THE REQUEST –
Put each line of the entries into a JSON list of strings, starting from the first line and ending with the line that holds "refresh-icon[interactable]: ⟳: [1219, 19, 1245, 45]", including both. Leave out any blank lines.

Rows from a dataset
━━━

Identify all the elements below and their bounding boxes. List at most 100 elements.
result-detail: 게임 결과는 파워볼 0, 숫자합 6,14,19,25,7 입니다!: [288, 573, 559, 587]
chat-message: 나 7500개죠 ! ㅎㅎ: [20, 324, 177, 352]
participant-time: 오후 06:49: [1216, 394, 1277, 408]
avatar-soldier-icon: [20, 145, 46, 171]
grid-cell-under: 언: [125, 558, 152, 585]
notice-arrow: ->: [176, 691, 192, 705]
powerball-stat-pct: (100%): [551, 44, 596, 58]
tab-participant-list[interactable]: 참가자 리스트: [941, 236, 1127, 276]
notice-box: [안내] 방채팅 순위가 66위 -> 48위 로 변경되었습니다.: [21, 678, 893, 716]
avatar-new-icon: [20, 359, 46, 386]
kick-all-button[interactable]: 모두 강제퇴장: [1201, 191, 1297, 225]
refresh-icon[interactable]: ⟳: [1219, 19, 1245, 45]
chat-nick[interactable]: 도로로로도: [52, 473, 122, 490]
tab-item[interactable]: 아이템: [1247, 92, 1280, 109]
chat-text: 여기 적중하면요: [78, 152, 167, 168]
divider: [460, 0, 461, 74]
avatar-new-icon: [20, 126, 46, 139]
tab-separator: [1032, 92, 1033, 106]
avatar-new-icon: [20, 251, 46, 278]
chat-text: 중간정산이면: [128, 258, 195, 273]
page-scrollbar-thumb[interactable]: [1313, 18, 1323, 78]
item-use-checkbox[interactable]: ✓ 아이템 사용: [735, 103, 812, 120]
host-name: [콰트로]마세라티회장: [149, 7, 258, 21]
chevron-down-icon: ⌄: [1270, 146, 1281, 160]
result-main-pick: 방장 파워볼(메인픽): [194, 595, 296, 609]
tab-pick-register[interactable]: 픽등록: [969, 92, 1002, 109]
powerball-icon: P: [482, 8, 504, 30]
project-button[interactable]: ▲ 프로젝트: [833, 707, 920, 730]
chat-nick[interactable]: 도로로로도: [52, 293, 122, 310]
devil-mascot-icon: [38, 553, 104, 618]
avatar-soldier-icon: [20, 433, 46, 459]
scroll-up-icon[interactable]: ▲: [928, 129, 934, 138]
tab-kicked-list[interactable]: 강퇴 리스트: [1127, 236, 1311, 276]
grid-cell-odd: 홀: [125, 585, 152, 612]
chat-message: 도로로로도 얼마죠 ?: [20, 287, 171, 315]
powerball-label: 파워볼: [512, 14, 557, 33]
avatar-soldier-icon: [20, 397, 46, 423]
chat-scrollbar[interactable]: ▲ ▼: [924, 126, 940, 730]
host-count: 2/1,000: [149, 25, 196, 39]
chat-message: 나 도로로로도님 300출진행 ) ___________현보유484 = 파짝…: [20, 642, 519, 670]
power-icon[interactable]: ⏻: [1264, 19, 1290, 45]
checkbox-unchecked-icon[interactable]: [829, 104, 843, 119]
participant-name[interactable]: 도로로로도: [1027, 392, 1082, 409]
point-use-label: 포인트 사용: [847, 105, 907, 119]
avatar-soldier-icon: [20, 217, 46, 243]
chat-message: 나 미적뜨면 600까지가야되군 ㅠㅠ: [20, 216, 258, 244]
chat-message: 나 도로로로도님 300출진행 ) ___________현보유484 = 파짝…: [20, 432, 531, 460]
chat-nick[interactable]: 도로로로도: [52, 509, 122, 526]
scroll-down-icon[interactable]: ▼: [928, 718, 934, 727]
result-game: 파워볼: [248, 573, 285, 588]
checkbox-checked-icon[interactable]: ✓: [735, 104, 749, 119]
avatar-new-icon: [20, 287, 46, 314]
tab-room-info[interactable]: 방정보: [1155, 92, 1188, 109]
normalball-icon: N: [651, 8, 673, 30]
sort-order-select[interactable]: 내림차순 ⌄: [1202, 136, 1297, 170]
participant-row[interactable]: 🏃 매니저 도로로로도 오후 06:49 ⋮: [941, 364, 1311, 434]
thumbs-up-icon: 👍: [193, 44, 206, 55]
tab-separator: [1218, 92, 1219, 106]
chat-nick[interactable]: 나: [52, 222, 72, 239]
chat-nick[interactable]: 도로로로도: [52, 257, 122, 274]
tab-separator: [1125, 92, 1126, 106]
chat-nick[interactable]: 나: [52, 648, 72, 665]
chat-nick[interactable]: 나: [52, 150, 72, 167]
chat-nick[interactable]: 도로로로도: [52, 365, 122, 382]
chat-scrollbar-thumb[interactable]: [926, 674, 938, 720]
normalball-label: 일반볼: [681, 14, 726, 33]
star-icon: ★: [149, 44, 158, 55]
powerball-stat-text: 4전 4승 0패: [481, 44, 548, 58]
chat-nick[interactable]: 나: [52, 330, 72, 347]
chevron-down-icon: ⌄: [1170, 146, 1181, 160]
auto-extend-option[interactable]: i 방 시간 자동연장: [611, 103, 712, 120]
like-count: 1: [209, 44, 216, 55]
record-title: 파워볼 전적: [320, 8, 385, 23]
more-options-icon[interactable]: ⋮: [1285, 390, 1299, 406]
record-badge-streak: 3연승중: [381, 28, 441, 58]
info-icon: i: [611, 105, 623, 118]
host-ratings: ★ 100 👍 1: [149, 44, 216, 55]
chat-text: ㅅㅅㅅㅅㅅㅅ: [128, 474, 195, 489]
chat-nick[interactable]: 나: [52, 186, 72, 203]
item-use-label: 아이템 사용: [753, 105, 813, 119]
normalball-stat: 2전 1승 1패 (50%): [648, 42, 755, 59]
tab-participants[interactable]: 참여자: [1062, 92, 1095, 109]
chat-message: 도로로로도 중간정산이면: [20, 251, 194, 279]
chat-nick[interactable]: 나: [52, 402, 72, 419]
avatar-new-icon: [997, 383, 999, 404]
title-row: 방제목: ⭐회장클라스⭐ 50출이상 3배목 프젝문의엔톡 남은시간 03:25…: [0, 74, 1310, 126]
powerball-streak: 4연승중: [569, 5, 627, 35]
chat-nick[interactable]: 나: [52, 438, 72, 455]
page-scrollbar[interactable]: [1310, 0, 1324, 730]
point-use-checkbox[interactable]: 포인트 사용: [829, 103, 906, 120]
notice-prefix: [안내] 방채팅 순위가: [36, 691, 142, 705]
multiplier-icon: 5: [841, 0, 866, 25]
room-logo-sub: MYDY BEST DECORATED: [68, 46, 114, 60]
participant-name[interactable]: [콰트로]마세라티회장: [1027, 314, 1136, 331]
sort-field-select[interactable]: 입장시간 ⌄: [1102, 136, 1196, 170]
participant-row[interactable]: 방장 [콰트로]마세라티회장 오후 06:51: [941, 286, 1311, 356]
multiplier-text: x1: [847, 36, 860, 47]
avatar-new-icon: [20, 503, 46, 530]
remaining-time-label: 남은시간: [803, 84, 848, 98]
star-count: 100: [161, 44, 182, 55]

━━━

RESPONSE TO THIS TASK –
[
  "Identify all the elements below and their bounding boxes. List at most 100 elements.",
  "result-detail: 게임 결과는 파워볼 0, 숫자합 6,14,19,25,7 입니다!: [288, 573, 559, 587]",
  "chat-message: 나 7500개죠 ! ㅎㅎ: [20, 324, 177, 352]",
  "participant-time: 오후 06:49: [1216, 394, 1277, 408]",
  "avatar-soldier-icon: [20, 145, 46, 171]",
  "grid-cell-under: 언: [125, 558, 152, 585]",
  "notice-arrow: ->: [176, 691, 192, 705]",
  "powerball-stat-pct: (100%): [551, 44, 596, 58]",
  "tab-participant-list[interactable]: 참가자 리스트: [941, 236, 1127, 276]",
  "notice-box: [안내] 방채팅 순위가 66위 -> 48위 로 변경되었습니다.: [21, 678, 893, 716]",
  "avatar-new-icon: [20, 359, 46, 386]",
  "kick-all-button[interactable]: 모두 강제퇴장: [1201, 191, 1297, 225]",
  "refresh-icon[interactable]: ⟳: [1219, 19, 1245, 45]"
]